▸ Problem to solve
Return each line of the listing below, unchanged, and omit the images.

▸ Records supplied
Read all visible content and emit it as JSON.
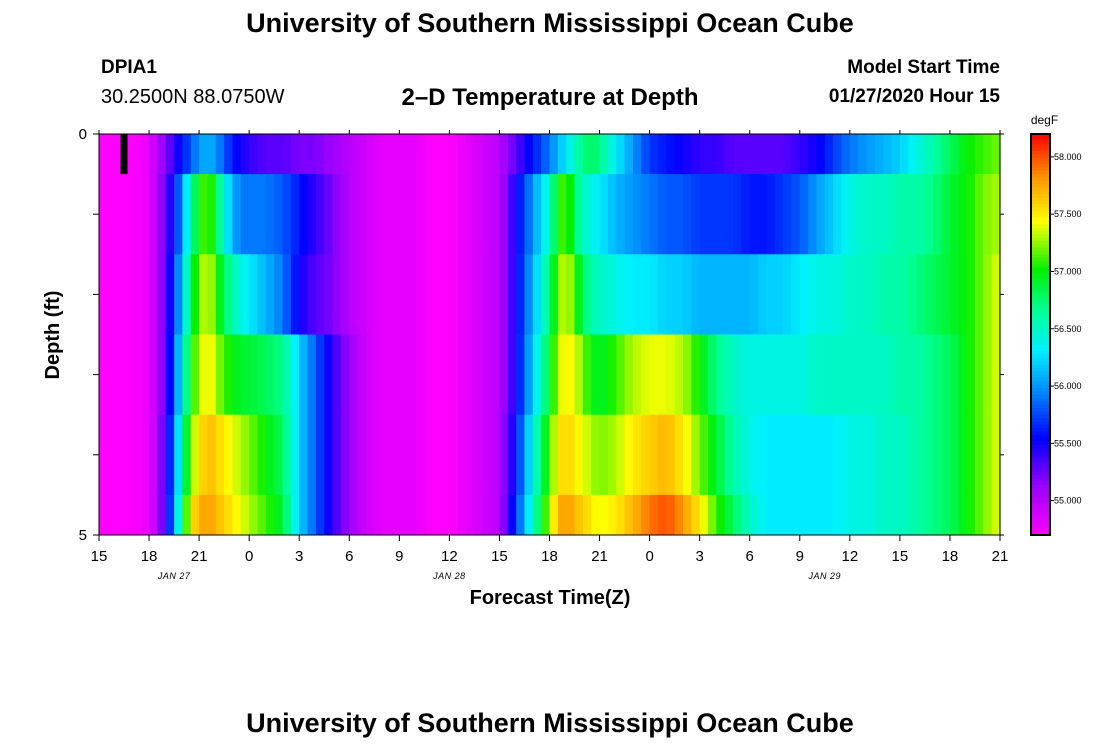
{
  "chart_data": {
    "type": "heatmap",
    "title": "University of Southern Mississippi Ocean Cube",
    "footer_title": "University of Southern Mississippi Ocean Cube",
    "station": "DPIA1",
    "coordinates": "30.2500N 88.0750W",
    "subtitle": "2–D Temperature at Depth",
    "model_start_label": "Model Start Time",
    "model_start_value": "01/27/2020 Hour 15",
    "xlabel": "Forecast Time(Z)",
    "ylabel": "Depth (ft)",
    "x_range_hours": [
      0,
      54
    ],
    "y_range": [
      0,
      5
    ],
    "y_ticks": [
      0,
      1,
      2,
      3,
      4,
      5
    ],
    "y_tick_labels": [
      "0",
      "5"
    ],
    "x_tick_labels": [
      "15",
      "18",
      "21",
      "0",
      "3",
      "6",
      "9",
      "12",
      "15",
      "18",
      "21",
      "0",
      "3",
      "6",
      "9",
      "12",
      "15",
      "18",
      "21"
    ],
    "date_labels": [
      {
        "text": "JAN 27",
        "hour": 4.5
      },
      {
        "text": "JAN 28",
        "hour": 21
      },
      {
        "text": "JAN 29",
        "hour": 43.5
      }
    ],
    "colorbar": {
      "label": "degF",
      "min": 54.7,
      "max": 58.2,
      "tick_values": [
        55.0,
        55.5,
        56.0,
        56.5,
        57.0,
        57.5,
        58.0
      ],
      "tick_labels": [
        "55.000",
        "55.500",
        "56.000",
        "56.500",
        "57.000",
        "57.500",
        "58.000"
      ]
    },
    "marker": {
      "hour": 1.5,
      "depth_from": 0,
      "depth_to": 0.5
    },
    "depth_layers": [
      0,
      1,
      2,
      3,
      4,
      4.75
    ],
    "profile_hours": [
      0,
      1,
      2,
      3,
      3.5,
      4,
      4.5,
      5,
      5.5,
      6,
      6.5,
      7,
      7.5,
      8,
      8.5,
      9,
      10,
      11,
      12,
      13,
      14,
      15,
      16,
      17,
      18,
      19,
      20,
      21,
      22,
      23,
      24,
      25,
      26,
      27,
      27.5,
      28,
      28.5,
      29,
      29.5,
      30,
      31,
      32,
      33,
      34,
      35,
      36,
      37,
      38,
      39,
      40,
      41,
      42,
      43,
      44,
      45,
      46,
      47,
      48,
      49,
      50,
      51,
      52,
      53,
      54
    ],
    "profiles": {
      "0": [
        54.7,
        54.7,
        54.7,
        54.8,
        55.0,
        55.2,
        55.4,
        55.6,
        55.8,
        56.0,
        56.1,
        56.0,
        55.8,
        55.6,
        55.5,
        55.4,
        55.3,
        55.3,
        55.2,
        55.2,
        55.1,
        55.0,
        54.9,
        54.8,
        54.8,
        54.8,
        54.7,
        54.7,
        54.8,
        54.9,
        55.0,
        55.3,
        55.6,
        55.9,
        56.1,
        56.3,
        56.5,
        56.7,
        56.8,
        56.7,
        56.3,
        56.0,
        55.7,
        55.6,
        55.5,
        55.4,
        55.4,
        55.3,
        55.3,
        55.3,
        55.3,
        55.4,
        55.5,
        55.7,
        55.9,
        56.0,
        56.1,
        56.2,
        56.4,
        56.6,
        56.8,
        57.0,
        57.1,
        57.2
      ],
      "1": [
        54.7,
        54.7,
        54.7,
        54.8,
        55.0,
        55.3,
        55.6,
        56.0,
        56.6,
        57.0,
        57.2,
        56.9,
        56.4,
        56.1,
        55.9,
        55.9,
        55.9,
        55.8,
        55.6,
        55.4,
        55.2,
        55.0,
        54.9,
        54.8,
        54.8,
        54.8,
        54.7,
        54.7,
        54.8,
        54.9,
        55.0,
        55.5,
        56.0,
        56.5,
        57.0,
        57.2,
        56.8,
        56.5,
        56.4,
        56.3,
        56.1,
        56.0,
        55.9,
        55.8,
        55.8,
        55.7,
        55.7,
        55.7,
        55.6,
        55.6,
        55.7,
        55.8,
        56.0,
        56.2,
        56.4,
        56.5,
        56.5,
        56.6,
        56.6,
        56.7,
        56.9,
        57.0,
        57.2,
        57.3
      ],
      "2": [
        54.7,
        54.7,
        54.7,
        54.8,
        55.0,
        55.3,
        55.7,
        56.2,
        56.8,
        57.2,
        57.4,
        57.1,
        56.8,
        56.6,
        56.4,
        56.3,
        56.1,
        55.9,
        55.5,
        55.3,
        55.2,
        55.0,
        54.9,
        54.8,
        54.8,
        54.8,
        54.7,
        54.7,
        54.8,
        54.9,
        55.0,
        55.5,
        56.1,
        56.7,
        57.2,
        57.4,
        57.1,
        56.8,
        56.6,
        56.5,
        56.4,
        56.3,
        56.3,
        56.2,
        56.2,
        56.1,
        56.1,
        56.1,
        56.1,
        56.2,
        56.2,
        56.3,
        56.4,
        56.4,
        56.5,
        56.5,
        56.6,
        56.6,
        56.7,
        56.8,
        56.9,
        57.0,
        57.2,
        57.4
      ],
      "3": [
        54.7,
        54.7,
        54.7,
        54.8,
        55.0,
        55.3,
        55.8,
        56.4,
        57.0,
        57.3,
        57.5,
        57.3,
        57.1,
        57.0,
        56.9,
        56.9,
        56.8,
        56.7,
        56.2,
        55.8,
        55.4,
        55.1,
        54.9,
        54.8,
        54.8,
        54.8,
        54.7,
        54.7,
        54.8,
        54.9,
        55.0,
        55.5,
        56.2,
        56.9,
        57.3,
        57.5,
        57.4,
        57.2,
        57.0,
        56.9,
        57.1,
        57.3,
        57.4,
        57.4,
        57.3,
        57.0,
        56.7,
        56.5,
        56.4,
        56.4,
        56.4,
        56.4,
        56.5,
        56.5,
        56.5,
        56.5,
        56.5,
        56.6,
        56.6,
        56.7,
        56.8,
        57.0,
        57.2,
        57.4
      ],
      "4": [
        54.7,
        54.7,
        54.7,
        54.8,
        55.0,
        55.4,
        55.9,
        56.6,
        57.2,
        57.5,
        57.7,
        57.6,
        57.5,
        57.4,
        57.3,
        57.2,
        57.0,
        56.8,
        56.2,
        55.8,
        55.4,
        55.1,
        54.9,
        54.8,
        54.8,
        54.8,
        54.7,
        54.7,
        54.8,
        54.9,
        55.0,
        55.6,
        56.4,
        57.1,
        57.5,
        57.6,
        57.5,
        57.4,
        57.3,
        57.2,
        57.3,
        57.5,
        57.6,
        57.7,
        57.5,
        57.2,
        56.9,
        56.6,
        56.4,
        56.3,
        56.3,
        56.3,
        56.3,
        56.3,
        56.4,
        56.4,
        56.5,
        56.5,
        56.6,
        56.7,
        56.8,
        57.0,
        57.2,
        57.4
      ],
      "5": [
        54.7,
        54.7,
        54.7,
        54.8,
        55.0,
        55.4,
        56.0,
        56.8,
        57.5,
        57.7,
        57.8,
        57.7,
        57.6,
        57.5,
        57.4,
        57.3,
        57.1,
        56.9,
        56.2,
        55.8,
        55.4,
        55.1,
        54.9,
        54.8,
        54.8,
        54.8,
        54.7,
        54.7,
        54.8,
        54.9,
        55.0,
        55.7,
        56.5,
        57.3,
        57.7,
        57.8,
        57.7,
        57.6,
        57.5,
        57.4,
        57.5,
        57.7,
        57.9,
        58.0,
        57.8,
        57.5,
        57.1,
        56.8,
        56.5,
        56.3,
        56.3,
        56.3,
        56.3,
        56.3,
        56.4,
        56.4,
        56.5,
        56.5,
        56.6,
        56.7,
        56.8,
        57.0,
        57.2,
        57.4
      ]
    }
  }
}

▸ Task output
Read all visible content and emit it as JSON.
{
  "chart_data": {
    "type": "heatmap",
    "title": "University of Southern Mississippi Ocean Cube",
    "footer_title": "University of Southern Mississippi Ocean Cube",
    "station": "DPIA1",
    "coordinates": "30.2500N 88.0750W",
    "subtitle": "2–D Temperature at Depth",
    "model_start_label": "Model Start Time",
    "model_start_value": "01/27/2020 Hour 15",
    "xlabel": "Forecast Time(Z)",
    "ylabel": "Depth (ft)",
    "x_range_hours": [
      0,
      54
    ],
    "y_range": [
      0,
      5
    ],
    "y_ticks": [
      0,
      1,
      2,
      3,
      4,
      5
    ],
    "y_tick_labels": [
      "0",
      "5"
    ],
    "x_tick_labels": [
      "15",
      "18",
      "21",
      "0",
      "3",
      "6",
      "9",
      "12",
      "15",
      "18",
      "21",
      "0",
      "3",
      "6",
      "9",
      "12",
      "15",
      "18",
      "21"
    ],
    "date_labels": [
      {
        "text": "JAN 27",
        "hour": 4.5
      },
      {
        "text": "JAN 28",
        "hour": 21
      },
      {
        "text": "JAN 29",
        "hour": 43.5
      }
    ],
    "colorbar": {
      "label": "degF",
      "min": 54.7,
      "max": 58.2,
      "tick_values": [
        55.0,
        55.5,
        56.0,
        56.5,
        57.0,
        57.5,
        58.0
      ],
      "tick_labels": [
        "55.000",
        "55.500",
        "56.000",
        "56.500",
        "57.000",
        "57.500",
        "58.000"
      ]
    },
    "marker": {
      "hour": 1.5,
      "depth_from": 0,
      "depth_to": 0.5
    },
    "depth_layers": [
      0,
      1,
      2,
      3,
      4,
      4.75
    ],
    "profile_hours": [
      0,
      1,
      2,
      3,
      3.5,
      4,
      4.5,
      5,
      5.5,
      6,
      6.5,
      7,
      7.5,
      8,
      8.5,
      9,
      10,
      11,
      12,
      13,
      14,
      15,
      16,
      17,
      18,
      19,
      20,
      21,
      22,
      23,
      24,
      25,
      26,
      27,
      27.5,
      28,
      28.5,
      29,
      29.5,
      30,
      31,
      32,
      33,
      34,
      35,
      36,
      37,
      38,
      39,
      40,
      41,
      42,
      43,
      44,
      45,
      46,
      47,
      48,
      49,
      50,
      51,
      52,
      53,
      54
    ],
    "profiles": {
      "0": [
        54.7,
        54.7,
        54.7,
        54.8,
        55.0,
        55.2,
        55.4,
        55.6,
        55.8,
        56.0,
        56.1,
        56.0,
        55.8,
        55.6,
        55.5,
        55.4,
        55.3,
        55.3,
        55.2,
        55.2,
        55.1,
        55.0,
        54.9,
        54.8,
        54.8,
        54.8,
        54.7,
        54.7,
        54.8,
        54.9,
        55.0,
        55.3,
        55.6,
        55.9,
        56.1,
        56.3,
        56.5,
        56.7,
        56.8,
        56.7,
        56.3,
        56.0,
        55.7,
        55.6,
        55.5,
        55.4,
        55.4,
        55.3,
        55.3,
        55.3,
        55.3,
        55.4,
        55.5,
        55.7,
        55.9,
        56.0,
        56.1,
        56.2,
        56.4,
        56.6,
        56.8,
        57.0,
        57.1,
        57.2
      ],
      "1": [
        54.7,
        54.7,
        54.7,
        54.8,
        55.0,
        55.3,
        55.6,
        56.0,
        56.6,
        57.0,
        57.2,
        56.9,
        56.4,
        56.1,
        55.9,
        55.9,
        55.9,
        55.8,
        55.6,
        55.4,
        55.2,
        55.0,
        54.9,
        54.8,
        54.8,
        54.8,
        54.7,
        54.7,
        54.8,
        54.9,
        55.0,
        55.5,
        56.0,
        56.5,
        57.0,
        57.2,
        56.8,
        56.5,
        56.4,
        56.3,
        56.1,
        56.0,
        55.9,
        55.8,
        55.8,
        55.7,
        55.7,
        55.7,
        55.6,
        55.6,
        55.7,
        55.8,
        56.0,
        56.2,
        56.4,
        56.5,
        56.5,
        56.6,
        56.6,
        56.7,
        56.9,
        57.0,
        57.2,
        57.3
      ],
      "2": [
        54.7,
        54.7,
        54.7,
        54.8,
        55.0,
        55.3,
        55.7,
        56.2,
        56.8,
        57.2,
        57.4,
        57.1,
        56.8,
        56.6,
        56.4,
        56.3,
        56.1,
        55.9,
        55.5,
        55.3,
        55.2,
        55.0,
        54.9,
        54.8,
        54.8,
        54.8,
        54.7,
        54.7,
        54.8,
        54.9,
        55.0,
        55.5,
        56.1,
        56.7,
        57.2,
        57.4,
        57.1,
        56.8,
        56.6,
        56.5,
        56.4,
        56.3,
        56.3,
        56.2,
        56.2,
        56.1,
        56.1,
        56.1,
        56.1,
        56.2,
        56.2,
        56.3,
        56.4,
        56.4,
        56.5,
        56.5,
        56.6,
        56.6,
        56.7,
        56.8,
        56.9,
        57.0,
        57.2,
        57.4
      ],
      "3": [
        54.7,
        54.7,
        54.7,
        54.8,
        55.0,
        55.3,
        55.8,
        56.4,
        57.0,
        57.3,
        57.5,
        57.3,
        57.1,
        57.0,
        56.9,
        56.9,
        56.8,
        56.7,
        56.2,
        55.8,
        55.4,
        55.1,
        54.9,
        54.8,
        54.8,
        54.8,
        54.7,
        54.7,
        54.8,
        54.9,
        55.0,
        55.5,
        56.2,
        56.9,
        57.3,
        57.5,
        57.4,
        57.2,
        57.0,
        56.9,
        57.1,
        57.3,
        57.4,
        57.4,
        57.3,
        57.0,
        56.7,
        56.5,
        56.4,
        56.4,
        56.4,
        56.4,
        56.5,
        56.5,
        56.5,
        56.5,
        56.5,
        56.6,
        56.6,
        56.7,
        56.8,
        57.0,
        57.2,
        57.4
      ],
      "4": [
        54.7,
        54.7,
        54.7,
        54.8,
        55.0,
        55.4,
        55.9,
        56.6,
        57.2,
        57.5,
        57.7,
        57.6,
        57.5,
        57.4,
        57.3,
        57.2,
        57.0,
        56.8,
        56.2,
        55.8,
        55.4,
        55.1,
        54.9,
        54.8,
        54.8,
        54.8,
        54.7,
        54.7,
        54.8,
        54.9,
        55.0,
        55.6,
        56.4,
        57.1,
        57.5,
        57.6,
        57.5,
        57.4,
        57.3,
        57.2,
        57.3,
        57.5,
        57.6,
        57.7,
        57.5,
        57.2,
        56.9,
        56.6,
        56.4,
        56.3,
        56.3,
        56.3,
        56.3,
        56.3,
        56.4,
        56.4,
        56.5,
        56.5,
        56.6,
        56.7,
        56.8,
        57.0,
        57.2,
        57.4
      ],
      "5": [
        54.7,
        54.7,
        54.7,
        54.8,
        55.0,
        55.4,
        56.0,
        56.8,
        57.5,
        57.7,
        57.8,
        57.7,
        57.6,
        57.5,
        57.4,
        57.3,
        57.1,
        56.9,
        56.2,
        55.8,
        55.4,
        55.1,
        54.9,
        54.8,
        54.8,
        54.8,
        54.7,
        54.7,
        54.8,
        54.9,
        55.0,
        55.7,
        56.5,
        57.3,
        57.7,
        57.8,
        57.7,
        57.6,
        57.5,
        57.4,
        57.5,
        57.7,
        57.9,
        58.0,
        57.8,
        57.5,
        57.1,
        56.8,
        56.5,
        56.3,
        56.3,
        56.3,
        56.3,
        56.3,
        56.4,
        56.4,
        56.5,
        56.5,
        56.6,
        56.7,
        56.8,
        57.0,
        57.2,
        57.4
      ]
    }
  }
}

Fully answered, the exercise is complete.